START THE DATA
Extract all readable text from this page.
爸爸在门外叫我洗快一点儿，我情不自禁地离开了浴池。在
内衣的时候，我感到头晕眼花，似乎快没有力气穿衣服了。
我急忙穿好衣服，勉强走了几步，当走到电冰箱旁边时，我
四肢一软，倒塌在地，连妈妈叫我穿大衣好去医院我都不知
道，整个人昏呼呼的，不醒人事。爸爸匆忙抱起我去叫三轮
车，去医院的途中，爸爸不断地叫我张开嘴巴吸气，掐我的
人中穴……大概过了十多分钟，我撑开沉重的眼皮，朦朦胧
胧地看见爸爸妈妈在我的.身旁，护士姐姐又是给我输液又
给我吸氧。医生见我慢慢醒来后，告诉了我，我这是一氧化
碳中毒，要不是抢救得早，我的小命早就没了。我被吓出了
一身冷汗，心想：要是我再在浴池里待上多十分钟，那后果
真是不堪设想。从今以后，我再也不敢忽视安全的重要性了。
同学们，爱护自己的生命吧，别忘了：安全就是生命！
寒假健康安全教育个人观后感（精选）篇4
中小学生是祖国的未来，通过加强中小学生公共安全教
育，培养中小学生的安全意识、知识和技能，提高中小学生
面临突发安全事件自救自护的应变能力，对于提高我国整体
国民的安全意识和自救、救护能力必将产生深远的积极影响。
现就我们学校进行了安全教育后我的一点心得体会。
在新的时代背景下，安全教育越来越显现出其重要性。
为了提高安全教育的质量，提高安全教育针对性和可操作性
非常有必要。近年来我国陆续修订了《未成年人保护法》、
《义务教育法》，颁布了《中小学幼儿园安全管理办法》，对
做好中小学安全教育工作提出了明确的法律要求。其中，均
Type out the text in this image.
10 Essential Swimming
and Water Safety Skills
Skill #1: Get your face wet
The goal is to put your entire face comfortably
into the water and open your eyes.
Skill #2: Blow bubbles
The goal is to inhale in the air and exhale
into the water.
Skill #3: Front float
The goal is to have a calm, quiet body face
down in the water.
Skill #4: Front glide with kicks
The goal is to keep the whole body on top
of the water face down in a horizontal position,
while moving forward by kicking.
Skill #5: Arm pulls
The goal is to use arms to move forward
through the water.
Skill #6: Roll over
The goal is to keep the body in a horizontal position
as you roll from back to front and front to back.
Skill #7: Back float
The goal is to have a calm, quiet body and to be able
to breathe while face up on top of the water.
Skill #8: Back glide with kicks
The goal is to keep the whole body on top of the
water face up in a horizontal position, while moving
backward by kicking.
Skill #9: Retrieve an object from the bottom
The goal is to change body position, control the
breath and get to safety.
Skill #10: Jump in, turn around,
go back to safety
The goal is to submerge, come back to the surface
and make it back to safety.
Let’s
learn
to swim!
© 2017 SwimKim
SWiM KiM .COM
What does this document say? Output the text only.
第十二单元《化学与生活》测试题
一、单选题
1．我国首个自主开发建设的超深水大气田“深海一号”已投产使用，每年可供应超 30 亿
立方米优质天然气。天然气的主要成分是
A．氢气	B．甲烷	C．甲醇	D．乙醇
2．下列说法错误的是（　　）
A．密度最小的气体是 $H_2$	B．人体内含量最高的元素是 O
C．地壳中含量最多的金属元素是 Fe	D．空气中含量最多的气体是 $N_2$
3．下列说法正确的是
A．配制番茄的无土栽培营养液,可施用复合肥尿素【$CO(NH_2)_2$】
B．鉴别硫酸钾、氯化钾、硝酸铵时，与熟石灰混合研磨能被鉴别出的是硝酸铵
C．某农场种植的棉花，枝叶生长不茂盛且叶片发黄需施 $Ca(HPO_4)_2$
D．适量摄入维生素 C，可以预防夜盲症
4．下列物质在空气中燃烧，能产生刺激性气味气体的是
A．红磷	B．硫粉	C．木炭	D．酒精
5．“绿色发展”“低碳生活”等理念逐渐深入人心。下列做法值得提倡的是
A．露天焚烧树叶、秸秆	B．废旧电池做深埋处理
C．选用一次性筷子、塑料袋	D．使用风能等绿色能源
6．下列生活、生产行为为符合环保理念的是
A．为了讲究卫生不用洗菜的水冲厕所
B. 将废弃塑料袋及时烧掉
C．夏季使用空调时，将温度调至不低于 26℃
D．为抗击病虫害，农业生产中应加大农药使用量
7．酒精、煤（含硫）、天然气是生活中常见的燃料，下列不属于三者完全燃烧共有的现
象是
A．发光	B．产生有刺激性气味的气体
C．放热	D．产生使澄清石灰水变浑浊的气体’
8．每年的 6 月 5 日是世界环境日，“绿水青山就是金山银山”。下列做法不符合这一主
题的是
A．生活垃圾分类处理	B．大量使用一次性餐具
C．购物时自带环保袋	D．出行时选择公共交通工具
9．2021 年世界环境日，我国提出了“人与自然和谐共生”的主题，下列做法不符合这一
END THE DATA
**GIVEN INSTRUCTION:** Would you quote, exactly and only, the lines from the one containing "What does this" to the end of the entries?

**TASK OUTPUT:**
What does this document say? Output the text only.
第十二单元《化学与生活》测试题
一、单选题
1．我国首个自主开发建设的超深水大气田“深海一号”已投产使用，每年可供应超 30 亿
立方米优质天然气。天然气的主要成分是
A．氢气	B．甲烷	C．甲醇	D．乙醇
2．下列说法错误的是（　　）
A．密度最小的气体是 $H_2$	B．人体内含量最高的元素是 O
C．地壳中含量最多的金属元素是 Fe	D．空气中含量最多的气体是 $N_2$
3．下列说法正确的是
A．配制番茄的无土栽培营养液,可施用复合肥尿素【$CO(NH_2)_2$】
B．鉴别硫酸钾、氯化钾、硝酸铵时，与熟石灰混合研磨能被鉴别出的是硝酸铵
C．某农场种植的棉花，枝叶生长不茂盛且叶片发黄需施 $Ca(HPO_4)_2$
D．适量摄入维生素 C，可以预防夜盲症
4．下列物质在空气中燃烧，能产生刺激性气味气体的是
A．红磷	B．硫粉	C．木炭	D．酒精
5．“绿色发展”“低碳生活”等理念逐渐深入人心。下列做法值得提倡的是
A．露天焚烧树叶、秸秆	B．废旧电池做深埋处理
C．选用一次性筷子、塑料袋	D．使用风能等绿色能源
6．下列生活、生产行为为符合环保理念的是
A．为了讲究卫生不用洗菜的水冲厕所
B. 将废弃塑料袋及时烧掉
C．夏季使用空调时，将温度调至不低于 26℃
D．为抗击病虫害，农业生产中应加大农药使用量
7．酒精、煤（含硫）、天然气是生活中常见的燃料，下列不属于三者完全燃烧共有的现
象是
A．发光	B．产生有刺激性气味的气体
C．放热	D．产生使澄清石灰水变浑浊的气体’
8．每年的 6 月 5 日是世界环境日，“绿水青山就是金山银山”。下列做法不符合这一主
题的是
A．生活垃圾分类处理	B．大量使用一次性餐具
C．购物时自带环保袋	D．出行时选择公共交通工具
9．2021 年世界环境日，我国提出了“人与自然和谐共生”的主题，下列做法不符合这一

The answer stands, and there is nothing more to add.